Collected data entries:

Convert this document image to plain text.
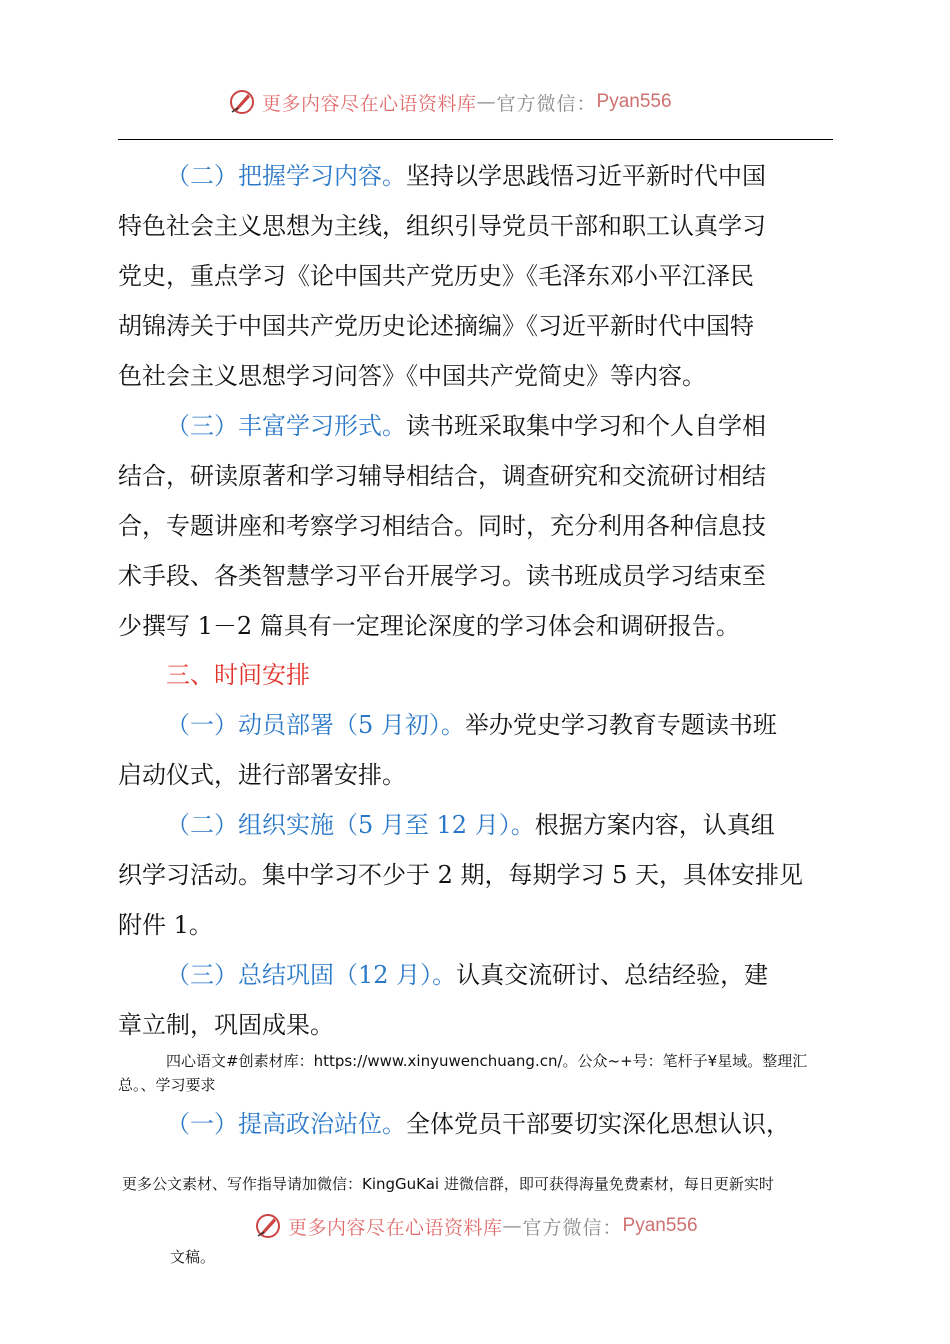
更多内容尽在心语资料库 — 官方微信： Pyan556
（二）把握学习内容。坚持以学思践悟习近平新时代中国
特色社会主义思想为主线，组织引导党员干部和职工认真学习
党史，重点学习《论中国共产党历史》《毛泽东邓小平江泽民
胡锦涛关于中国共产党历史论述摘编》《习近平新时代中国特
色社会主义思想学习问答》《中国共产党简史》等内容。
（三）丰富学习形式。读书班采取集中学习和个人自学相
结合，研读原著和学习辅导相结合，调查研究和交流研讨相结
合，专题讲座和考察学习相结合。同时，充分利用各种信息技
术手段、各类智慧学习平台开展学习。读书班成员学习结束至
少撰写 1－2 篇具有一定理论深度的学习体会和调研报告。
三、时间安排
（一）动员部署（5 月初）。举办党史学习教育专题读书班
启动仪式，进行部署安排。
（二）组织实施（5 月至 12 月）。根据方案内容，认真组
织学习活动。集中学习不少于 2 期，每期学习 5 天，具体安排见
附件 1。
（三）总结巩固（12 月）。认真交流研讨、总结经验，建
章立制，巩固成果。
四心语文#创素材库：https://www.xinyuwenchuang.cn/。公众~+号：笔杆子¥星域。整理汇
总。、学习要求
（一）提高政治站位。全体党员干部要切实深化思想认识，
更多公文素材、写作指导请加微信：KingGuKai 进微信群，即可获得海量免费素材，每日更新实时
更多内容尽在心语资料库 — 官方微信： Pyan556
文稿。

WORK REQUIRED: Write out the whole listing again, exactly, with no pictures.

RESPONSE FOR THIS EXERCISE:
Convert this document image to plain text.
更多内容尽在心语资料库 — 官方微信： Pyan556
（二）把握学习内容。坚持以学思践悟习近平新时代中国
特色社会主义思想为主线，组织引导党员干部和职工认真学习
党史，重点学习《论中国共产党历史》《毛泽东邓小平江泽民
胡锦涛关于中国共产党历史论述摘编》《习近平新时代中国特
色社会主义思想学习问答》《中国共产党简史》等内容。
（三）丰富学习形式。读书班采取集中学习和个人自学相
结合，研读原著和学习辅导相结合，调查研究和交流研讨相结
合，专题讲座和考察学习相结合。同时，充分利用各种信息技
术手段、各类智慧学习平台开展学习。读书班成员学习结束至
少撰写 1－2 篇具有一定理论深度的学习体会和调研报告。
三、时间安排
（一）动员部署（5 月初）。举办党史学习教育专题读书班
启动仪式，进行部署安排。
（二）组织实施（5 月至 12 月）。根据方案内容，认真组
织学习活动。集中学习不少于 2 期，每期学习 5 天，具体安排见
附件 1。
（三）总结巩固（12 月）。认真交流研讨、总结经验，建
章立制，巩固成果。
四心语文#创素材库：https://www.xinyuwenchuang.cn/。公众~+号：笔杆子¥星域。整理汇
总。、学习要求
（一）提高政治站位。全体党员干部要切实深化思想认识，
更多公文素材、写作指导请加微信：KingGuKai 进微信群，即可获得海量免费素材，每日更新实时
更多内容尽在心语资料库 — 官方微信： Pyan556
文稿。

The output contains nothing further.